> _Exercise prompt_:
Write the material out again exactly as it stands.

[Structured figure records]
----------------------------------------

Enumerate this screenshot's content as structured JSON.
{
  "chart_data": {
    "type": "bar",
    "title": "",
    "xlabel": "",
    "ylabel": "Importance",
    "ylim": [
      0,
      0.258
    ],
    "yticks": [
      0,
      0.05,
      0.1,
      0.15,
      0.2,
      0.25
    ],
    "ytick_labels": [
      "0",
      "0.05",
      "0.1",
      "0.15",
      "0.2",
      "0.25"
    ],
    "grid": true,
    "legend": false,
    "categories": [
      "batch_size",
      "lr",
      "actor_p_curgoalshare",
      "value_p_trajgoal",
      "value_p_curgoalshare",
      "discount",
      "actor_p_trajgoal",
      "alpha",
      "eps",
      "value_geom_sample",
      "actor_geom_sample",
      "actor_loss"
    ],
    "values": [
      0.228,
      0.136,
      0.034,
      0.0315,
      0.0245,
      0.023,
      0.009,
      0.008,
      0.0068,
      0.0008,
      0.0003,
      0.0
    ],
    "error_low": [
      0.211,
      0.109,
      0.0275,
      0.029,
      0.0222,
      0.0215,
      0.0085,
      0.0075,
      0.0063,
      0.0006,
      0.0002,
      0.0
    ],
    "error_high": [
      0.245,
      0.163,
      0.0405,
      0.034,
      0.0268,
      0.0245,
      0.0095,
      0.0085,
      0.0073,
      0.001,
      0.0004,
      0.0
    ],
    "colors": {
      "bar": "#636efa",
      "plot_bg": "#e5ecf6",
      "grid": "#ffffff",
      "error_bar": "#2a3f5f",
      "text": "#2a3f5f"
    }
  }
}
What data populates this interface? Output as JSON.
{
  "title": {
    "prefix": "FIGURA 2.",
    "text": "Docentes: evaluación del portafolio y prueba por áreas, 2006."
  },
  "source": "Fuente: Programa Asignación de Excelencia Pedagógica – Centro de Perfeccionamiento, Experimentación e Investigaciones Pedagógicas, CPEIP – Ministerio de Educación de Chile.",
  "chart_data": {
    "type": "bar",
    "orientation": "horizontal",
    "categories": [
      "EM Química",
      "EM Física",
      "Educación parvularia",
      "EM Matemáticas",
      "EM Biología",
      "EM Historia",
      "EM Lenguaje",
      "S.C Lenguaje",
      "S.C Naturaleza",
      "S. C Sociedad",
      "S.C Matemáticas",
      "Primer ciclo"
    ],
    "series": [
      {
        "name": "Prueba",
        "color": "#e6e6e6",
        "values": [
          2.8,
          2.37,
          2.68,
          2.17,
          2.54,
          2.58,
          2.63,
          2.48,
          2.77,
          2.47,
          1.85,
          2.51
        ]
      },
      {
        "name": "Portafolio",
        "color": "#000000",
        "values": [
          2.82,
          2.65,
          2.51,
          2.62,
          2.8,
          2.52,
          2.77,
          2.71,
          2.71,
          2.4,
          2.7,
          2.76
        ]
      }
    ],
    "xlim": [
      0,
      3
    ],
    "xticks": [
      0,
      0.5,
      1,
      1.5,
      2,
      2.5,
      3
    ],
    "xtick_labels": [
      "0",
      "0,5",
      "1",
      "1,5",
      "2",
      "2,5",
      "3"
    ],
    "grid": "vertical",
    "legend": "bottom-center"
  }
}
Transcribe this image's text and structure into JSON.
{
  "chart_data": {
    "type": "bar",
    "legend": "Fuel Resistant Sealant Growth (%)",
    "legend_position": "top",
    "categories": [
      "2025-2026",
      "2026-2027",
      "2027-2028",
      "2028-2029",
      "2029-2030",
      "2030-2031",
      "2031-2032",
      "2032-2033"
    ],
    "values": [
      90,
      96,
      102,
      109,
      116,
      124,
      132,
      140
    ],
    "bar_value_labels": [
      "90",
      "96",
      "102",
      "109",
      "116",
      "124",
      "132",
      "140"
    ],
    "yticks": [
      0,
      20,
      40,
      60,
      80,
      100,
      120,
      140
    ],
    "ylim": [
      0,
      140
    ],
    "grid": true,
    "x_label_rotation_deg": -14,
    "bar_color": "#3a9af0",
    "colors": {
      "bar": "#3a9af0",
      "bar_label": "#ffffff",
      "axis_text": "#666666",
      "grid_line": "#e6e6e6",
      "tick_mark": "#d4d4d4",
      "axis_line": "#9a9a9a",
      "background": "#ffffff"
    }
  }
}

----------------------------------------

> _Full response_:
Enumerate this screenshot's content as structured JSON.
{
  "chart_data": {
    "type": "bar",
    "title": "",
    "xlabel": "",
    "ylabel": "Importance",
    "ylim": [
      0,
      0.258
    ],
    "yticks": [
      0,
      0.05,
      0.1,
      0.15,
      0.2,
      0.25
    ],
    "ytick_labels": [
      "0",
      "0.05",
      "0.1",
      "0.15",
      "0.2",
      "0.25"
    ],
    "grid": true,
    "legend": false,
    "categories": [
      "batch_size",
      "lr",
      "actor_p_curgoalshare",
      "value_p_trajgoal",
      "value_p_curgoalshare",
      "discount",
      "actor_p_trajgoal",
      "alpha",
      "eps",
      "value_geom_sample",
      "actor_geom_sample",
      "actor_loss"
    ],
    "values": [
      0.228,
      0.136,
      0.034,
      0.0315,
      0.0245,
      0.023,
      0.009,
      0.008,
      0.0068,
      0.0008,
      0.0003,
      0.0
    ],
    "error_low": [
      0.211,
      0.109,
      0.0275,
      0.029,
      0.0222,
      0.0215,
      0.0085,
      0.0075,
      0.0063,
      0.0006,
      0.0002,
      0.0
    ],
    "error_high": [
      0.245,
      0.163,
      0.0405,
      0.034,
      0.0268,
      0.0245,
      0.0095,
      0.0085,
      0.0073,
      0.001,
      0.0004,
      0.0
    ],
    "colors": {
      "bar": "#636efa",
      "plot_bg": "#e5ecf6",
      "grid": "#ffffff",
      "error_bar": "#2a3f5f",
      "text": "#2a3f5f"
    }
  }
}
What data populates this interface? Output as JSON.
{
  "title": {
    "prefix": "FIGURA 2.",
    "text": "Docentes: evaluación del portafolio y prueba por áreas, 2006."
  },
  "source": "Fuente: Programa Asignación de Excelencia Pedagógica – Centro de Perfeccionamiento, Experimentación e Investigaciones Pedagógicas, CPEIP – Ministerio de Educación de Chile.",
  "chart_data": {
    "type": "bar",
    "orientation": "horizontal",
    "categories": [
      "EM Química",
      "EM Física",
      "Educación parvularia",
      "EM Matemáticas",
      "EM Biología",
      "EM Historia",
      "EM Lenguaje",
      "S.C Lenguaje",
      "S.C Naturaleza",
      "S. C Sociedad",
      "S.C Matemáticas",
      "Primer ciclo"
    ],
    "series": [
      {
        "name": "Prueba",
        "color": "#e6e6e6",
        "values": [
          2.8,
          2.37,
          2.68,
          2.17,
          2.54,
          2.58,
          2.63,
          2.48,
          2.77,
          2.47,
          1.85,
          2.51
        ]
      },
      {
        "name": "Portafolio",
        "color": "#000000",
        "values": [
          2.82,
          2.65,
          2.51,
          2.62,
          2.8,
          2.52,
          2.77,
          2.71,
          2.71,
          2.4,
          2.7,
          2.76
        ]
      }
    ],
    "xlim": [
      0,
      3
    ],
    "xticks": [
      0,
      0.5,
      1,
      1.5,
      2,
      2.5,
      3
    ],
    "xtick_labels": [
      "0",
      "0,5",
      "1",
      "1,5",
      "2",
      "2,5",
      "3"
    ],
    "grid": "vertical",
    "legend": "bottom-center"
  }
}
Transcribe this image's text and structure into JSON.
{
  "chart_data": {
    "type": "bar",
    "legend": "Fuel Resistant Sealant Growth (%)",
    "legend_position": "top",
    "categories": [
      "2025-2026",
      "2026-2027",
      "2027-2028",
      "2028-2029",
      "2029-2030",
      "2030-2031",
      "2031-2032",
      "2032-2033"
    ],
    "values": [
      90,
      96,
      102,
      109,
      116,
      124,
      132,
      140
    ],
    "bar_value_labels": [
      "90",
      "96",
      "102",
      "109",
      "116",
      "124",
      "132",
      "140"
    ],
    "yticks": [
      0,
      20,
      40,
      60,
      80,
      100,
      120,
      140
    ],
    "ylim": [
      0,
      140
    ],
    "grid": true,
    "x_label_rotation_deg": -14,
    "bar_color": "#3a9af0",
    "colors": {
      "bar": "#3a9af0",
      "bar_label": "#ffffff",
      "axis_text": "#666666",
      "grid_line": "#e6e6e6",
      "tick_mark": "#d4d4d4",
      "axis_line": "#9a9a9a",
      "background": "#ffffff"
    }
  }
}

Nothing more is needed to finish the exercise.